Work to complete
Work through the data line by line, gathering every line that has the word "ἐχούσης".

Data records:
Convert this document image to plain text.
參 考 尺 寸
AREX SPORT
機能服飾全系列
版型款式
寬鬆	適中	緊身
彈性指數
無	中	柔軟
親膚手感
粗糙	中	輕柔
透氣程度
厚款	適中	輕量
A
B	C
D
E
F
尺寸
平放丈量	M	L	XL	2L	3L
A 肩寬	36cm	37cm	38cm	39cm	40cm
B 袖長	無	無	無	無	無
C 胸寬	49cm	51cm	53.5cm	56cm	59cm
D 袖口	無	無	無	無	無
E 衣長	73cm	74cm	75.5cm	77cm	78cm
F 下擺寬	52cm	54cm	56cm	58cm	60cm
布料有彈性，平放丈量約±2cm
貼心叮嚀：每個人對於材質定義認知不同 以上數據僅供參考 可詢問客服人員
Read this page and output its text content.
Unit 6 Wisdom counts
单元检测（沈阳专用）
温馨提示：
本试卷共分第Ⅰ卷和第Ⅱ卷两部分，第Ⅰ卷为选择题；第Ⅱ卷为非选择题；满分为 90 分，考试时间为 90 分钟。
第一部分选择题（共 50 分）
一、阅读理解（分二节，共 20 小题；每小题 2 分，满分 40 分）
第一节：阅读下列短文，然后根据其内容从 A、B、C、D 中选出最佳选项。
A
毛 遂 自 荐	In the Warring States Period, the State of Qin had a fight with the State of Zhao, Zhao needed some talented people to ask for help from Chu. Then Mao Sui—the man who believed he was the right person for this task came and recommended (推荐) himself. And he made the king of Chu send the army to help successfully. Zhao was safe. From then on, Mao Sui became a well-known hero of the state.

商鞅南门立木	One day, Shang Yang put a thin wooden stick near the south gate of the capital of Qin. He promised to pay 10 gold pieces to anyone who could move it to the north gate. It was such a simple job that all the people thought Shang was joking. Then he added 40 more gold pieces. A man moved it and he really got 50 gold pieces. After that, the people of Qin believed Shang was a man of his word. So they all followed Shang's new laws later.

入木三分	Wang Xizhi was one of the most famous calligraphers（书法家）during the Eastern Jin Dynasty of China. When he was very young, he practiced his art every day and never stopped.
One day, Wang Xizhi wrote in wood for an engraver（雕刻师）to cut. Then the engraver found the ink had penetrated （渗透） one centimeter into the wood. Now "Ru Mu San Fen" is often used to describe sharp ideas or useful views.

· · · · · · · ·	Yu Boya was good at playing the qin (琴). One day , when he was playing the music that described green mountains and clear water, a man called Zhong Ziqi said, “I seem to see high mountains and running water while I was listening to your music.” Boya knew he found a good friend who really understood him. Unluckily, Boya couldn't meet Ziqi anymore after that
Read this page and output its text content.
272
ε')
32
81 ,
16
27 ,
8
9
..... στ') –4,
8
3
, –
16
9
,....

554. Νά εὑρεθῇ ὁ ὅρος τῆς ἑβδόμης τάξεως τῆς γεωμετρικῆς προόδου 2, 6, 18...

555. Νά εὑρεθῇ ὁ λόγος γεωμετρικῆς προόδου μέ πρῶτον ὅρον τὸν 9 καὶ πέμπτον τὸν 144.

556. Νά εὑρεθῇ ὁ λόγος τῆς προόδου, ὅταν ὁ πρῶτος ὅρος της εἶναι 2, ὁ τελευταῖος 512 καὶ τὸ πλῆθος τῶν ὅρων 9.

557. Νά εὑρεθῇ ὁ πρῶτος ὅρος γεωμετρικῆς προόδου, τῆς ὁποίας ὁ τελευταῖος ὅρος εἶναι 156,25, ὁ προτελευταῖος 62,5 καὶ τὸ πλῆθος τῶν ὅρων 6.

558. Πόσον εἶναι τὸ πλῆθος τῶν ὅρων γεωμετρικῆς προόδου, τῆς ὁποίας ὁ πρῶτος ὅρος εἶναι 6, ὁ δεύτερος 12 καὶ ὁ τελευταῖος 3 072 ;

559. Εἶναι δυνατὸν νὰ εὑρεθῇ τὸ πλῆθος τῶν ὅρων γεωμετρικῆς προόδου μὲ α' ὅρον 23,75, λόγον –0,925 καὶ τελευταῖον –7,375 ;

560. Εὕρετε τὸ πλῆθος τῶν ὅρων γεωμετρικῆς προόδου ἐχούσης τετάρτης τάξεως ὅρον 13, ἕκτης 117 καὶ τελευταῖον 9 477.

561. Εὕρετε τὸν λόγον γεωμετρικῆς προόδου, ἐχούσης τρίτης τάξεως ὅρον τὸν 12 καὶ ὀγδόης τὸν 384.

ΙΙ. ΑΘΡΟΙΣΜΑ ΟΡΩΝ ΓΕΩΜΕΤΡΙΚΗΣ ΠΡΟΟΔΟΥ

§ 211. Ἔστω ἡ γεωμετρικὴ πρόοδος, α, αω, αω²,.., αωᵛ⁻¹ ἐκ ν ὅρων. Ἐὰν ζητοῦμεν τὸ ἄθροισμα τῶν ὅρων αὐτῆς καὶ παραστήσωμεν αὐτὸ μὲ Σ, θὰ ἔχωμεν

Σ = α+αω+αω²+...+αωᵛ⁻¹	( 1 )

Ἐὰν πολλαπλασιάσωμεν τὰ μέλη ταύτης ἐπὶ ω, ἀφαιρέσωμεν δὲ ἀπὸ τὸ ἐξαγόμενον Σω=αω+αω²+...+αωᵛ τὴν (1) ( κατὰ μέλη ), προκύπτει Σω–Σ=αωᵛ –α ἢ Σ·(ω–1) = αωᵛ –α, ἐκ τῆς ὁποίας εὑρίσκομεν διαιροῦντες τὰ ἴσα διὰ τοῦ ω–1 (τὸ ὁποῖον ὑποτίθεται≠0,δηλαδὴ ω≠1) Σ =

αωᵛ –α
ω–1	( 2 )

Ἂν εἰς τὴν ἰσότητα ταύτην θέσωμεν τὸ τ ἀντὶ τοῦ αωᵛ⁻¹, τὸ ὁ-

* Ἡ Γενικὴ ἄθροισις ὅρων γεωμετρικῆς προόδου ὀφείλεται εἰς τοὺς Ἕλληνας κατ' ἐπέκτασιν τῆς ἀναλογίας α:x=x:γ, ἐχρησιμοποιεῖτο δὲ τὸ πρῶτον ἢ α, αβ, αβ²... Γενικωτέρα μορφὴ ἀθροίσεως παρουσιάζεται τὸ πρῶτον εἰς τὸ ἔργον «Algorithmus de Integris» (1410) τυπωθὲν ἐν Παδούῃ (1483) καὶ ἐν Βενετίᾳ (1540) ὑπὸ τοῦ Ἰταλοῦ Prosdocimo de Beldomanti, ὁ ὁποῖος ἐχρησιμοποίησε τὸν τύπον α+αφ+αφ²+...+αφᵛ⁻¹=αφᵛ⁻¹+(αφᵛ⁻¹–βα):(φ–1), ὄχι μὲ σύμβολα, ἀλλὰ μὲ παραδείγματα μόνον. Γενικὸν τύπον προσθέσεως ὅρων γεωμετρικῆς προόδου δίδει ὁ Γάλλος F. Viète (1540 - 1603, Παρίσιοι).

Task solution
560. Εὕρετε τὸ πλῆθος τῶν ὅρων γεωμετρικῆς προόδου ἐχούσης τετάρτης τάξεως ὅρον 13, ἕκτης 117 καὶ τελευταῖον 9 477.
561. Εὕρετε τὸν λόγον γεωμετρικῆς προόδου, ἐχούσης τρίτης τάξεως ὅρον τὸν 12 καὶ ὀγδόης τὸν 384.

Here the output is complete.